_Directive_. Give the listing below again in full, exactly as written.

_Supplied material_.
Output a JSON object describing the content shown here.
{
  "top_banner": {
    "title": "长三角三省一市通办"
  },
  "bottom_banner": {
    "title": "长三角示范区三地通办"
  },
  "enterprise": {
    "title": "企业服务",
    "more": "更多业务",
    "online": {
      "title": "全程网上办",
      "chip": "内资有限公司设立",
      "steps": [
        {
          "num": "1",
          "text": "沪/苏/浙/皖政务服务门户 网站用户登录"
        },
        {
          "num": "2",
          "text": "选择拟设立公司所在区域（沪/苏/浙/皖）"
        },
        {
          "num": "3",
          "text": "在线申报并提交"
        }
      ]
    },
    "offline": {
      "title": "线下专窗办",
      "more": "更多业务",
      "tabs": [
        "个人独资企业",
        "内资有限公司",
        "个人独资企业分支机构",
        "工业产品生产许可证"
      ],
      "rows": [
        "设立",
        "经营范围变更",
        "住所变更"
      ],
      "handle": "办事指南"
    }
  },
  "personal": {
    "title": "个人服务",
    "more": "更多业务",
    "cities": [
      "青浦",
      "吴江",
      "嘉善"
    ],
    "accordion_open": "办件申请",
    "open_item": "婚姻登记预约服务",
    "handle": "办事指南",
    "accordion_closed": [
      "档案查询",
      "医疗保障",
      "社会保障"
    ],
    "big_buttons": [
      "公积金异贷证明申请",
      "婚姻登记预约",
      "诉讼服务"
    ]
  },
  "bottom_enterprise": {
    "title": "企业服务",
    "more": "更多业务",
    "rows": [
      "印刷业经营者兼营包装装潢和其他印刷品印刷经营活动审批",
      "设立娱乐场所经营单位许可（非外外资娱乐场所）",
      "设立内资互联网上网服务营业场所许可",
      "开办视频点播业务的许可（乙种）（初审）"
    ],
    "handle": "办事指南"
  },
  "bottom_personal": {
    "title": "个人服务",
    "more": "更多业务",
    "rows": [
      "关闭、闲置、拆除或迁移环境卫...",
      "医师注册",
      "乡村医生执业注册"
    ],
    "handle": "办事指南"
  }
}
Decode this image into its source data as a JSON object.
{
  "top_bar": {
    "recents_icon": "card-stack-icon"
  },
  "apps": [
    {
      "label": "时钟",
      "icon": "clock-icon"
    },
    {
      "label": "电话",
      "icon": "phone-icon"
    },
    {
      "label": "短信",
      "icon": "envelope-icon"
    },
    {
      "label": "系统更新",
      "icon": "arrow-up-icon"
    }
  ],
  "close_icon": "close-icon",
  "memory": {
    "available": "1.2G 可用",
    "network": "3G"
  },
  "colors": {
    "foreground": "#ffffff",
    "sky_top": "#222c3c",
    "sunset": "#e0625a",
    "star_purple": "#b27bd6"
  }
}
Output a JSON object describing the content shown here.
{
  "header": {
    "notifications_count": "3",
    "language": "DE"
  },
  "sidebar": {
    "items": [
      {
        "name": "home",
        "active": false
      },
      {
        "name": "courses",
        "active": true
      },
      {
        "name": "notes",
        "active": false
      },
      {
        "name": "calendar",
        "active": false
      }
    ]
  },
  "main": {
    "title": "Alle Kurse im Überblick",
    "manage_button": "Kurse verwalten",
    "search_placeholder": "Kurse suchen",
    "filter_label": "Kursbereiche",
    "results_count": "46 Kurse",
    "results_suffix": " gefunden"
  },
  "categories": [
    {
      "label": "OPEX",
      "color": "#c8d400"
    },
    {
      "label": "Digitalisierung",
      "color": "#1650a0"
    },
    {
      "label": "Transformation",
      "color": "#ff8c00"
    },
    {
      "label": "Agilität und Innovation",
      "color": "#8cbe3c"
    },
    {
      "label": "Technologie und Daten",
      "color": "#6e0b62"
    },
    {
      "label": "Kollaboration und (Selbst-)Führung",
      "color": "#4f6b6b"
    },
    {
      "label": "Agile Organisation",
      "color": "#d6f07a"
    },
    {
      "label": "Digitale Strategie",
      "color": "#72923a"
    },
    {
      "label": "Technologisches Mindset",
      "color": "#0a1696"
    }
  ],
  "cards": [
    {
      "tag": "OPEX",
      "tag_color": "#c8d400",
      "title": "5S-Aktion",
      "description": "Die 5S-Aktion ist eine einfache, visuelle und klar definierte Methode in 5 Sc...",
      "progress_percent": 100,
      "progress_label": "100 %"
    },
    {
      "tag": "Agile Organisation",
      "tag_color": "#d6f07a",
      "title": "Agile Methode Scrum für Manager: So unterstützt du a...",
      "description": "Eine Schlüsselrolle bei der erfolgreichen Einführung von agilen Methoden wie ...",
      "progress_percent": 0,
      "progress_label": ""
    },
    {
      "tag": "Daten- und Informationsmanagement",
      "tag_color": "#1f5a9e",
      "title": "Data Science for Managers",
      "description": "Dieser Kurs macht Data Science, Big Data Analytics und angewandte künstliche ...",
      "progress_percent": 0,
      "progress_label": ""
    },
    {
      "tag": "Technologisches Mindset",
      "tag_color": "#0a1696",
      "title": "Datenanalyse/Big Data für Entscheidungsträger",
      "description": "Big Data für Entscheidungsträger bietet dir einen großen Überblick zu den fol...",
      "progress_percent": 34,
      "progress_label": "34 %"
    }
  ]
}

_Complete response_.
Output a JSON object describing the content shown here.
{
  "top_banner": {
    "title": "长三角三省一市通办"
  },
  "bottom_banner": {
    "title": "长三角示范区三地通办"
  },
  "enterprise": {
    "title": "企业服务",
    "more": "更多业务",
    "online": {
      "title": "全程网上办",
      "chip": "内资有限公司设立",
      "steps": [
        {
          "num": "1",
          "text": "沪/苏/浙/皖政务服务门户 网站用户登录"
        },
        {
          "num": "2",
          "text": "选择拟设立公司所在区域（沪/苏/浙/皖）"
        },
        {
          "num": "3",
          "text": "在线申报并提交"
        }
      ]
    },
    "offline": {
      "title": "线下专窗办",
      "more": "更多业务",
      "tabs": [
        "个人独资企业",
        "内资有限公司",
        "个人独资企业分支机构",
        "工业产品生产许可证"
      ],
      "rows": [
        "设立",
        "经营范围变更",
        "住所变更"
      ],
      "handle": "办事指南"
    }
  },
  "personal": {
    "title": "个人服务",
    "more": "更多业务",
    "cities": [
      "青浦",
      "吴江",
      "嘉善"
    ],
    "accordion_open": "办件申请",
    "open_item": "婚姻登记预约服务",
    "handle": "办事指南",
    "accordion_closed": [
      "档案查询",
      "医疗保障",
      "社会保障"
    ],
    "big_buttons": [
      "公积金异贷证明申请",
      "婚姻登记预约",
      "诉讼服务"
    ]
  },
  "bottom_enterprise": {
    "title": "企业服务",
    "more": "更多业务",
    "rows": [
      "印刷业经营者兼营包装装潢和其他印刷品印刷经营活动审批",
      "设立娱乐场所经营单位许可（非外外资娱乐场所）",
      "设立内资互联网上网服务营业场所许可",
      "开办视频点播业务的许可（乙种）（初审）"
    ],
    "handle": "办事指南"
  },
  "bottom_personal": {
    "title": "个人服务",
    "more": "更多业务",
    "rows": [
      "关闭、闲置、拆除或迁移环境卫...",
      "医师注册",
      "乡村医生执业注册"
    ],
    "handle": "办事指南"
  }
}
Decode this image into its source data as a JSON object.
{
  "top_bar": {
    "recents_icon": "card-stack-icon"
  },
  "apps": [
    {
      "label": "时钟",
      "icon": "clock-icon"
    },
    {
      "label": "电话",
      "icon": "phone-icon"
    },
    {
      "label": "短信",
      "icon": "envelope-icon"
    },
    {
      "label": "系统更新",
      "icon": "arrow-up-icon"
    }
  ],
  "close_icon": "close-icon",
  "memory": {
    "available": "1.2G 可用",
    "network": "3G"
  },
  "colors": {
    "foreground": "#ffffff",
    "sky_top": "#222c3c",
    "sunset": "#e0625a",
    "star_purple": "#b27bd6"
  }
}
Output a JSON object describing the content shown here.
{
  "header": {
    "notifications_count": "3",
    "language": "DE"
  },
  "sidebar": {
    "items": [
      {
        "name": "home",
        "active": false
      },
      {
        "name": "courses",
        "active": true
      },
      {
        "name": "notes",
        "active": false
      },
      {
        "name": "calendar",
        "active": false
      }
    ]
  },
  "main": {
    "title": "Alle Kurse im Überblick",
    "manage_button": "Kurse verwalten",
    "search_placeholder": "Kurse suchen",
    "filter_label": "Kursbereiche",
    "results_count": "46 Kurse",
    "results_suffix": " gefunden"
  },
  "categories": [
    {
      "label": "OPEX",
      "color": "#c8d400"
    },
    {
      "label": "Digitalisierung",
      "color": "#1650a0"
    },
    {
      "label": "Transformation",
      "color": "#ff8c00"
    },
    {
      "label": "Agilität und Innovation",
      "color": "#8cbe3c"
    },
    {
      "label": "Technologie und Daten",
      "color": "#6e0b62"
    },
    {
      "label": "Kollaboration und (Selbst-)Führung",
      "color": "#4f6b6b"
    },
    {
      "label": "Agile Organisation",
      "color": "#d6f07a"
    },
    {
      "label": "Digitale Strategie",
      "color": "#72923a"
    },
    {
      "label": "Technologisches Mindset",
      "color": "#0a1696"
    }
  ],
  "cards": [
    {
      "tag": "OPEX",
      "tag_color": "#c8d400",
      "title": "5S-Aktion",
      "description": "Die 5S-Aktion ist eine einfache, visuelle und klar definierte Methode in 5 Sc...",
      "progress_percent": 100,
      "progress_label": "100 %"
    },
    {
      "tag": "Agile Organisation",
      "tag_color": "#d6f07a",
      "title": "Agile Methode Scrum für Manager: So unterstützt du a...",
      "description": "Eine Schlüsselrolle bei der erfolgreichen Einführung von agilen Methoden wie ...",
      "progress_percent": 0,
      "progress_label": ""
    },
    {
      "tag": "Daten- und Informationsmanagement",
      "tag_color": "#1f5a9e",
      "title": "Data Science for Managers",
      "description": "Dieser Kurs macht Data Science, Big Data Analytics und angewandte künstliche ...",
      "progress_percent": 0,
      "progress_label": ""
    },
    {
      "tag": "Technologisches Mindset",
      "tag_color": "#0a1696",
      "title": "Datenanalyse/Big Data für Entscheidungsträger",
      "description": "Big Data für Entscheidungsträger bietet dir einen großen Überblick zu den fol...",
      "progress_percent": 34,
      "progress_label": "34 %"
    }
  ]
}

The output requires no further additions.